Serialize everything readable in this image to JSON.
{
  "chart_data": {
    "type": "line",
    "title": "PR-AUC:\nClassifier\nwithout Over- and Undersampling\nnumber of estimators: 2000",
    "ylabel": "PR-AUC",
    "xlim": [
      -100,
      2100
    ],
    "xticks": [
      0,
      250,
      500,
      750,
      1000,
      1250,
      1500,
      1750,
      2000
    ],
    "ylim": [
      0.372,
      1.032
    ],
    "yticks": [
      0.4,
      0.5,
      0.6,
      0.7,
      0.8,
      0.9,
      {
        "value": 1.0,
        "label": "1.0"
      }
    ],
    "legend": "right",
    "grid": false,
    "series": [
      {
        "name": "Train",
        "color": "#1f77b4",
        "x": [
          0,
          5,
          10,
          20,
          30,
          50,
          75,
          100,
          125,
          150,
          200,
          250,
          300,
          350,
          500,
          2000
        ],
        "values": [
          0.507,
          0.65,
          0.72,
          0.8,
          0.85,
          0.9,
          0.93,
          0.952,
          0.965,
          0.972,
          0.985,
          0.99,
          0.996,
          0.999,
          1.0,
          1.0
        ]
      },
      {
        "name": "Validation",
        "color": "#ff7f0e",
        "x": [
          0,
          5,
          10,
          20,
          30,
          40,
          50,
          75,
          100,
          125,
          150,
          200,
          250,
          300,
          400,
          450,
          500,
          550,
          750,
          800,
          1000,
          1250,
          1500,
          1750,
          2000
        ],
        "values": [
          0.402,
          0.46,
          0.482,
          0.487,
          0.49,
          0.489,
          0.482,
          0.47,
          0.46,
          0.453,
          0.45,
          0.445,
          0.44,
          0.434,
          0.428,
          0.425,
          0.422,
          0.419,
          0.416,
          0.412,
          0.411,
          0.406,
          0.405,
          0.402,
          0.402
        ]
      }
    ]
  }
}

## Description of the task
All of the entries need to be reproduced exactly; please write them out.

## Solution to this task
Serialize everything readable in this image to JSON.
{
  "chart_data": {
    "type": "line",
    "title": "PR-AUC:\nClassifier\nwithout Over- and Undersampling\nnumber of estimators: 2000",
    "ylabel": "PR-AUC",
    "xlim": [
      -100,
      2100
    ],
    "xticks": [
      0,
      250,
      500,
      750,
      1000,
      1250,
      1500,
      1750,
      2000
    ],
    "ylim": [
      0.372,
      1.032
    ],
    "yticks": [
      0.4,
      0.5,
      0.6,
      0.7,
      0.8,
      0.9,
      {
        "value": 1.0,
        "label": "1.0"
      }
    ],
    "legend": "right",
    "grid": false,
    "series": [
      {
        "name": "Train",
        "color": "#1f77b4",
        "x": [
          0,
          5,
          10,
          20,
          30,
          50,
          75,
          100,
          125,
          150,
          200,
          250,
          300,
          350,
          500,
          2000
        ],
        "values": [
          0.507,
          0.65,
          0.72,
          0.8,
          0.85,
          0.9,
          0.93,
          0.952,
          0.965,
          0.972,
          0.985,
          0.99,
          0.996,
          0.999,
          1.0,
          1.0
        ]
      },
      {
        "name": "Validation",
        "color": "#ff7f0e",
        "x": [
          0,
          5,
          10,
          20,
          30,
          40,
          50,
          75,
          100,
          125,
          150,
          200,
          250,
          300,
          400,
          450,
          500,
          550,
          750,
          800,
          1000,
          1250,
          1500,
          1750,
          2000
        ],
        "values": [
          0.402,
          0.46,
          0.482,
          0.487,
          0.49,
          0.489,
          0.482,
          0.47,
          0.46,
          0.453,
          0.45,
          0.445,
          0.44,
          0.434,
          0.428,
          0.425,
          0.422,
          0.419,
          0.416,
          0.412,
          0.411,
          0.406,
          0.405,
          0.402,
          0.402
        ]
      }
    ]
  }
}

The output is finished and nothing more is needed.